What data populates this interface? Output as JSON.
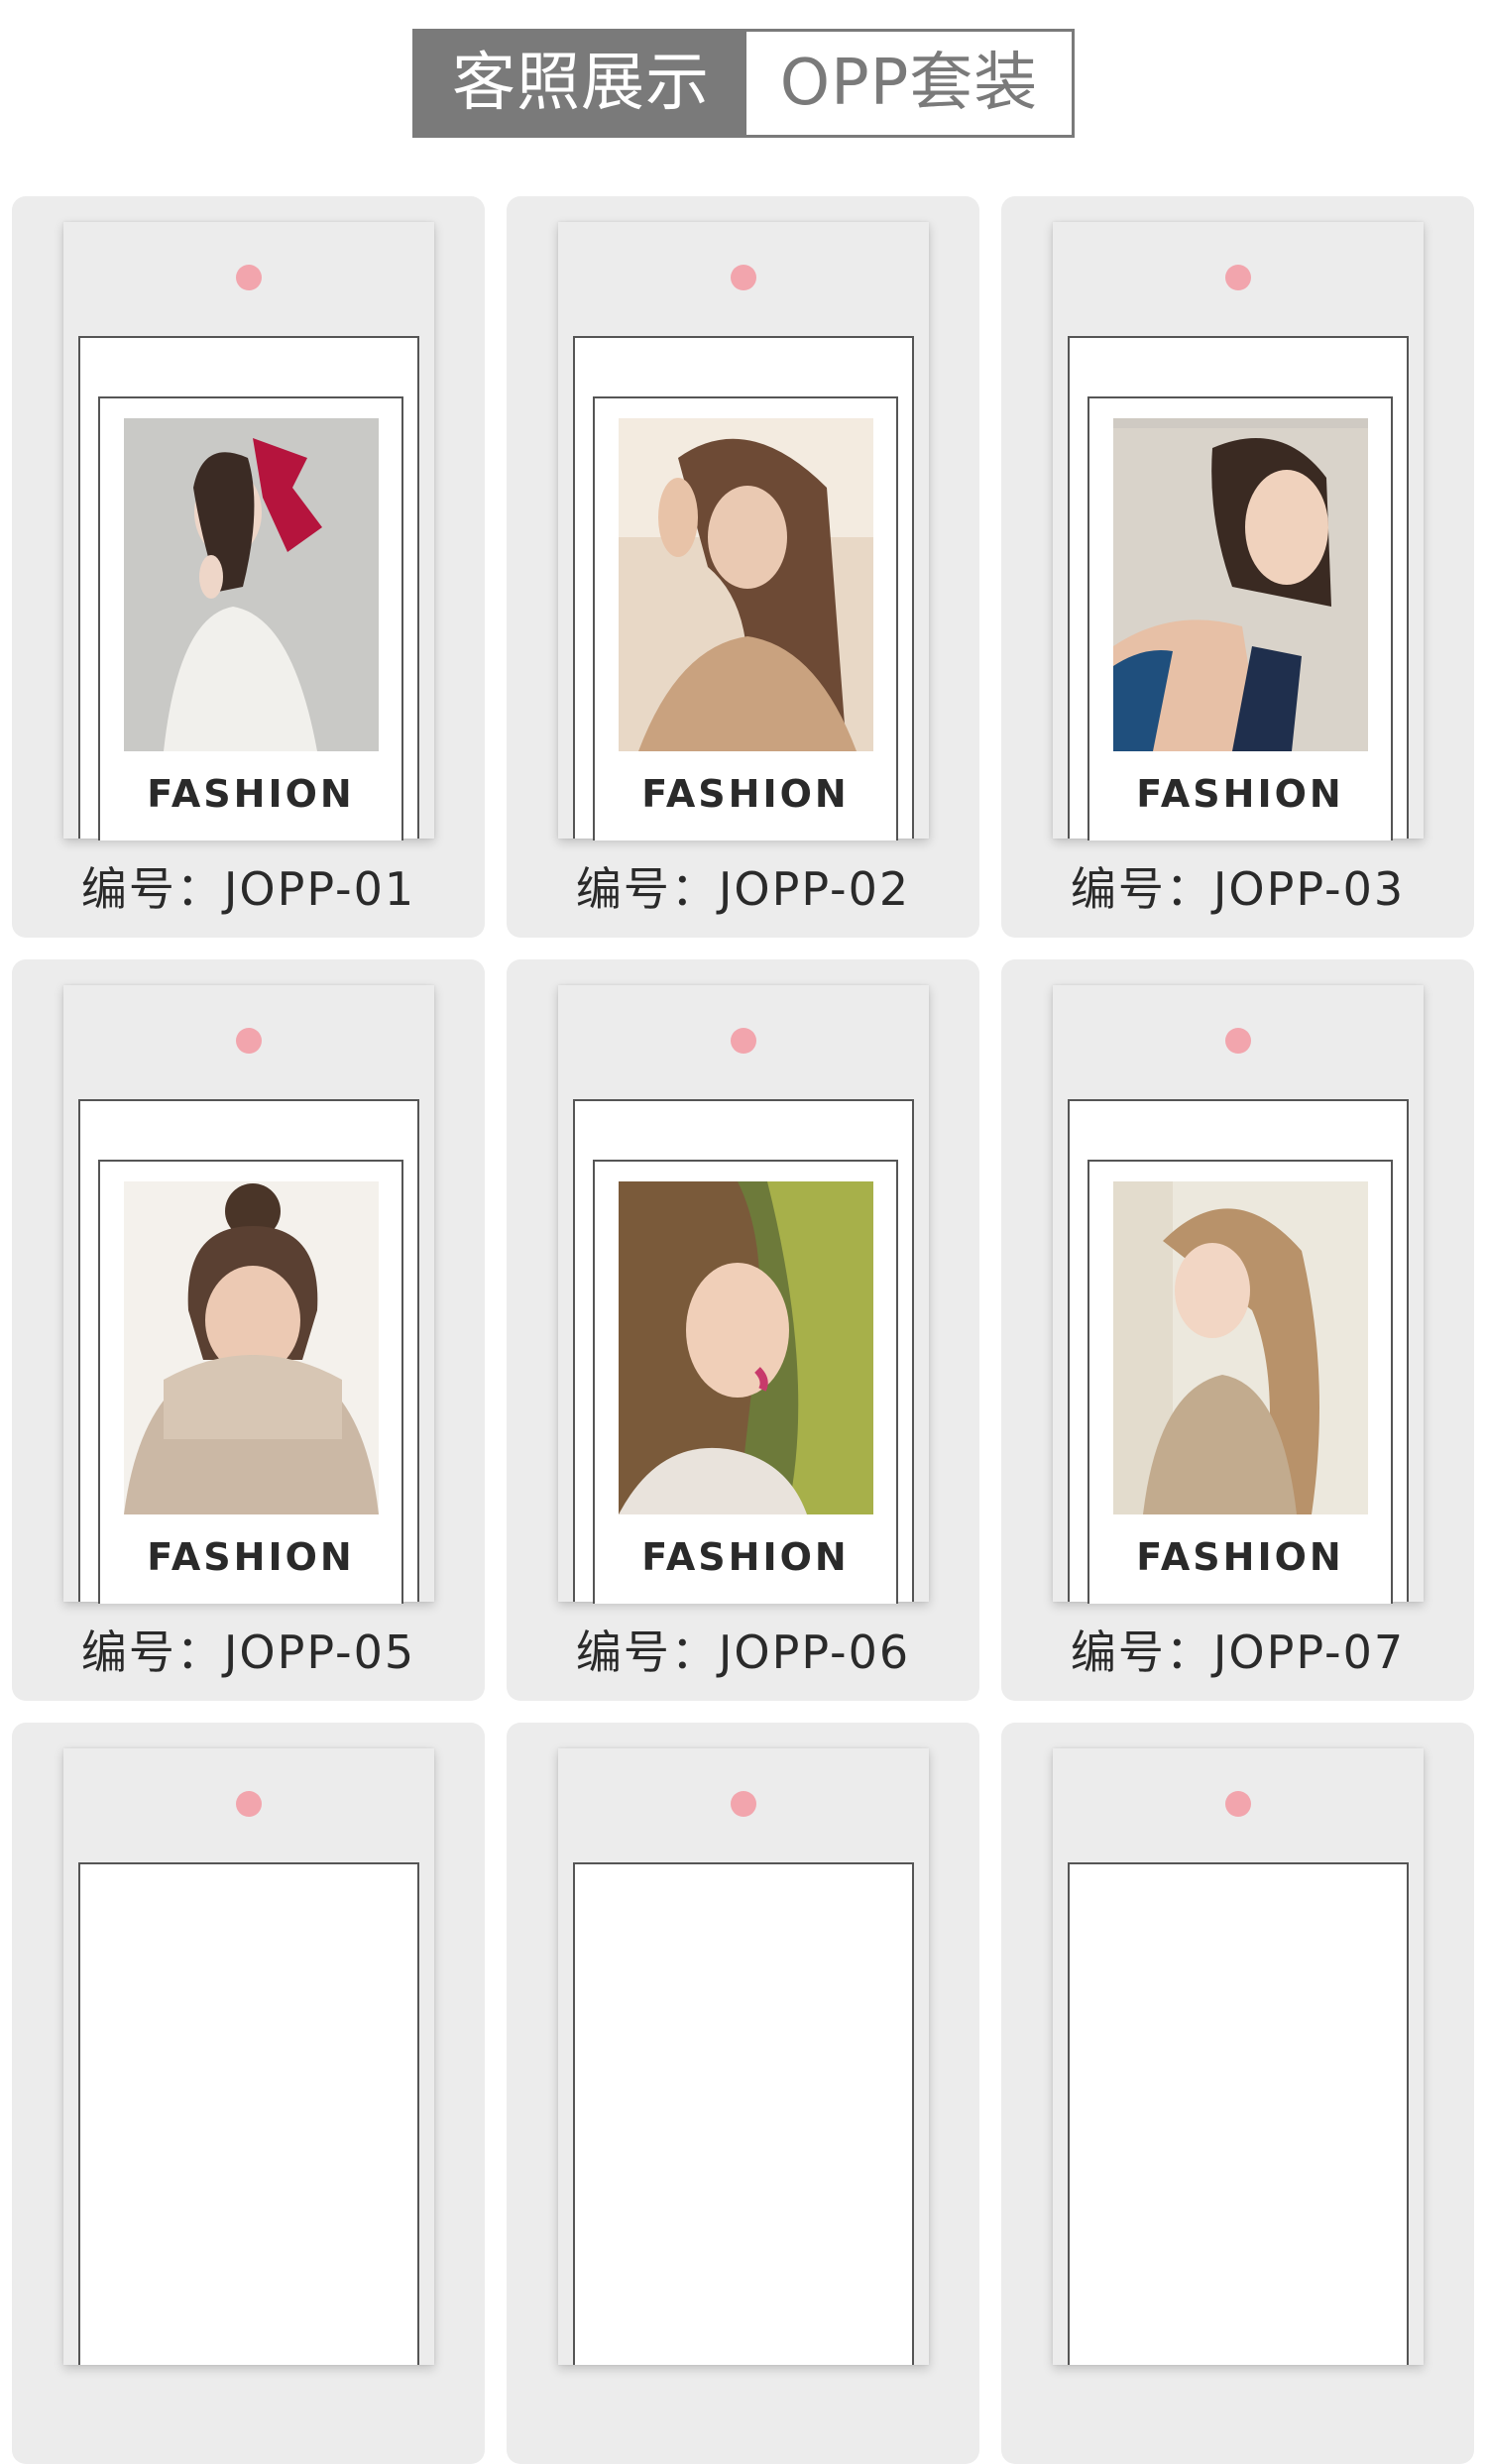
{
  "tabs": [
    {
      "label": "客照展示",
      "active": true
    },
    {
      "label": "OPP套装",
      "active": false
    }
  ],
  "colors": {
    "tab_active_bg": "#7a7a7a",
    "card_bg": "#ececec",
    "hang_hole": "#f2a5ad"
  },
  "cards": [
    {
      "brand": "FASHION",
      "code": "编号：JOPP-01"
    },
    {
      "brand": "FASHION",
      "code": "编号：JOPP-02"
    },
    {
      "brand": "FASHION",
      "code": "编号：JOPP-03"
    },
    {
      "brand": "FASHION",
      "code": "编号：JOPP-05"
    },
    {
      "brand": "FASHION",
      "code": "编号：JOPP-06"
    },
    {
      "brand": "FASHION",
      "code": "编号：JOPP-07"
    },
    {
      "brand": "",
      "code": ""
    },
    {
      "brand": "",
      "code": ""
    },
    {
      "brand": "",
      "code": ""
    }
  ]
}
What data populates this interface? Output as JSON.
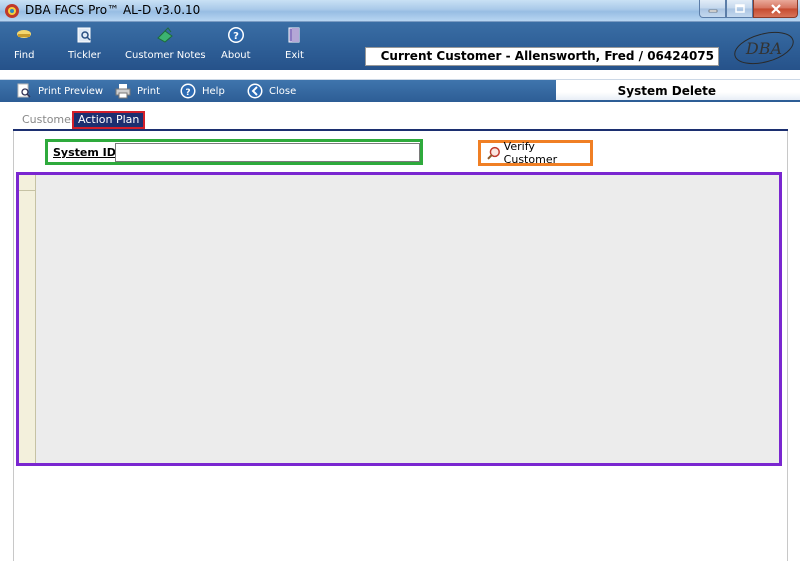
{
  "window": {
    "title": "DBA FACS Pro™ AL-D v3.0.10",
    "controls": [
      "minimize",
      "maximize",
      "close"
    ]
  },
  "toolbar": {
    "items": [
      {
        "label": "Find",
        "icon": "find-icon"
      },
      {
        "label": "Tickler",
        "icon": "tickler-icon"
      },
      {
        "label": "Customer Notes",
        "icon": "notes-icon"
      },
      {
        "label": "About",
        "icon": "help-icon"
      },
      {
        "label": "Exit",
        "icon": "exit-icon"
      }
    ],
    "current_customer": "Current Customer - Allensworth, Fred / 06424075",
    "logo_text": "DBA"
  },
  "toolbar2": {
    "items": [
      {
        "label": "Print Preview",
        "icon": "print-preview-icon"
      },
      {
        "label": "Print",
        "icon": "printer-icon"
      },
      {
        "label": "Help",
        "icon": "help-icon"
      },
      {
        "label": "Close",
        "icon": "back-arrow-icon"
      }
    ],
    "section_title": "System Delete"
  },
  "tabs": [
    {
      "label": "Customer",
      "active": false
    },
    {
      "label": "Action Plan",
      "active": true
    }
  ],
  "form": {
    "system_id_label": "System ID",
    "system_id_value": "",
    "verify_button_label": "Verify Customer"
  },
  "colors": {
    "toolbar": "#2d5d95",
    "tab_active_bg": "#1c2f70",
    "highlight_red": "#d21f2a",
    "highlight_green": "#2eaa3c",
    "highlight_orange": "#f07f24",
    "highlight_purple": "#7a26d0"
  }
}
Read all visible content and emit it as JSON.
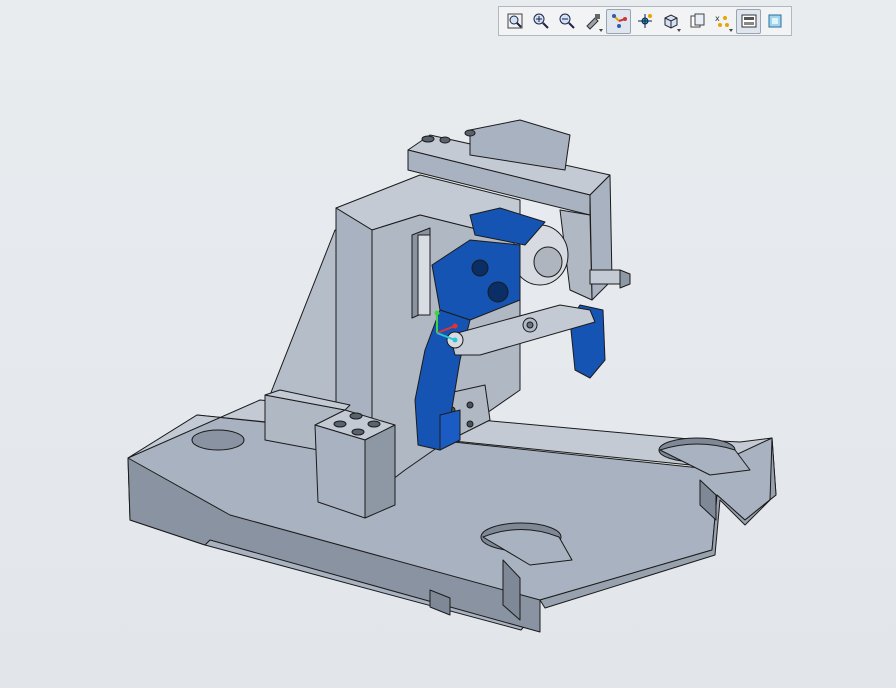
{
  "viewer": {
    "toolbar": [
      {
        "id": "refit",
        "icon": "zoom-fit-icon",
        "has_menu": false,
        "active": false
      },
      {
        "id": "zoom_in",
        "icon": "zoom-in-icon",
        "has_menu": false,
        "active": false
      },
      {
        "id": "zoom_out",
        "icon": "zoom-out-icon",
        "has_menu": false,
        "active": false
      },
      {
        "id": "repaint",
        "icon": "repaint-icon",
        "has_menu": true,
        "active": false
      },
      {
        "id": "display_datums",
        "icon": "datum-display-icon",
        "has_menu": false,
        "active": true
      },
      {
        "id": "spin_center",
        "icon": "spin-center-icon",
        "has_menu": false,
        "active": false
      },
      {
        "id": "display_style",
        "icon": "display-style-cube-icon",
        "has_menu": true,
        "active": false
      },
      {
        "id": "saved_views",
        "icon": "saved-views-icon",
        "has_menu": false,
        "active": false
      },
      {
        "id": "annotation_display",
        "icon": "annotation-display-icon",
        "has_menu": true,
        "active": false
      },
      {
        "id": "view_manager",
        "icon": "view-manager-icon",
        "has_menu": false,
        "active": true
      },
      {
        "id": "appearance",
        "icon": "appearance-icon",
        "has_menu": false,
        "active": false
      }
    ],
    "model": {
      "name": "fixture-assembly",
      "colors": {
        "part": "#a9b2c0",
        "part_dark": "#8a93a1",
        "part_light": "#c3cad4",
        "edge": "#1b1b1b",
        "highlight": "#1654b4"
      }
    }
  }
}
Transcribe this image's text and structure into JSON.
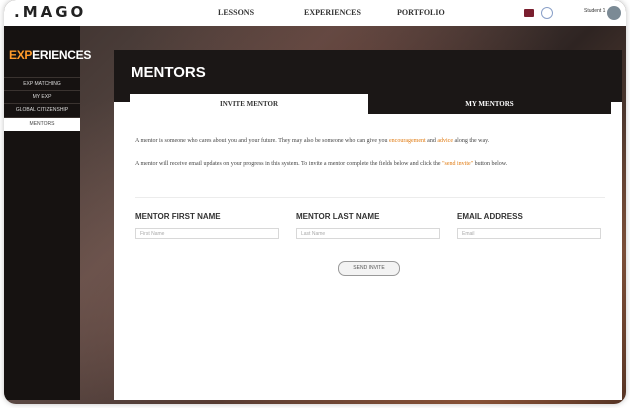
{
  "header": {
    "logo": "MAGO",
    "nav": [
      "LESSONS",
      "EXPERIENCES",
      "PORTFOLIO"
    ],
    "user_label": "Student 1"
  },
  "sidebar": {
    "title_accent": "EXP",
    "title_rest": "ERIENCES",
    "items": [
      {
        "label": "EXP MATCHING"
      },
      {
        "label": "MY EXP"
      },
      {
        "label": "GLOBAL CITIZENSHIP"
      },
      {
        "label": "MENTORS"
      }
    ]
  },
  "panel": {
    "title": "MENTORS",
    "tabs": [
      {
        "label": "INVITE MENTOR",
        "active": true
      },
      {
        "label": "MY MENTORS",
        "active": false
      }
    ],
    "desc1_a": "A mentor is someone who cares about you and your future. They may also be someone who can give you ",
    "desc1_hl1": "encouragement",
    "desc1_b": " and ",
    "desc1_hl2": "advice",
    "desc1_c": " along the way.",
    "desc2_a": "A mentor will receive email updates on your progress in this system. To invite a mentor complete the fields below and click the ",
    "desc2_hl": "\"send invite\"",
    "desc2_b": " button below.",
    "fields": [
      {
        "label": "MENTOR FIRST NAME",
        "placeholder": "First Name"
      },
      {
        "label": "MENTOR LAST NAME",
        "placeholder": "Last Name"
      },
      {
        "label": "EMAIL ADDRESS",
        "placeholder": "Email"
      }
    ],
    "send_label": "SEND INVITE"
  },
  "colors": {
    "accent": "#ff9a2a",
    "dark": "#1b1716"
  }
}
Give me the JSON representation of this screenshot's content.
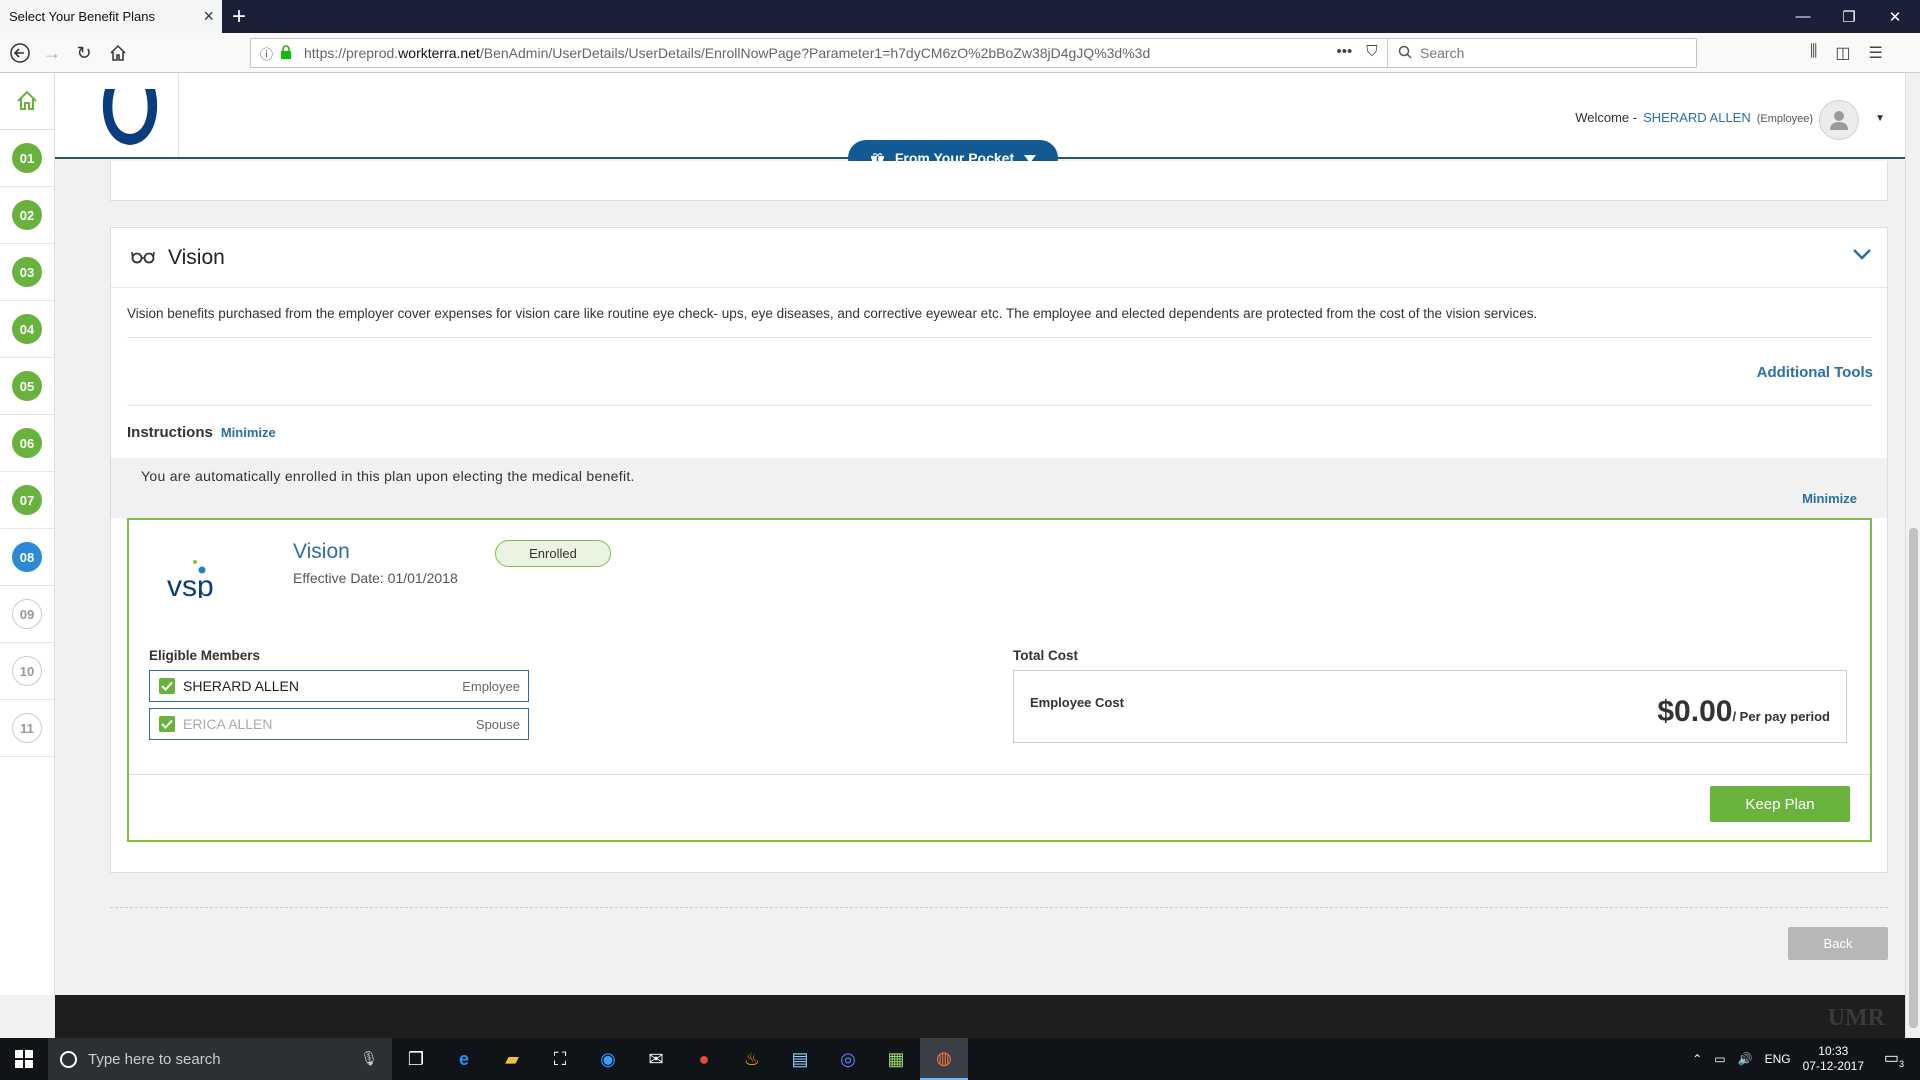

........

> [TASK INSTRUCTIONS] Search the lines for the string "JOPP" and copy every line that has it.

> [OUTPUT]
      "code": "编号：JOPP-01"
      "code": "编号：JOPP-02"
      "code": "编号：JOPP-03"
      "code": "编号：JOPP-05"
      "code": "编号：JOPP-06"
      "code": "编号：JOPP-07"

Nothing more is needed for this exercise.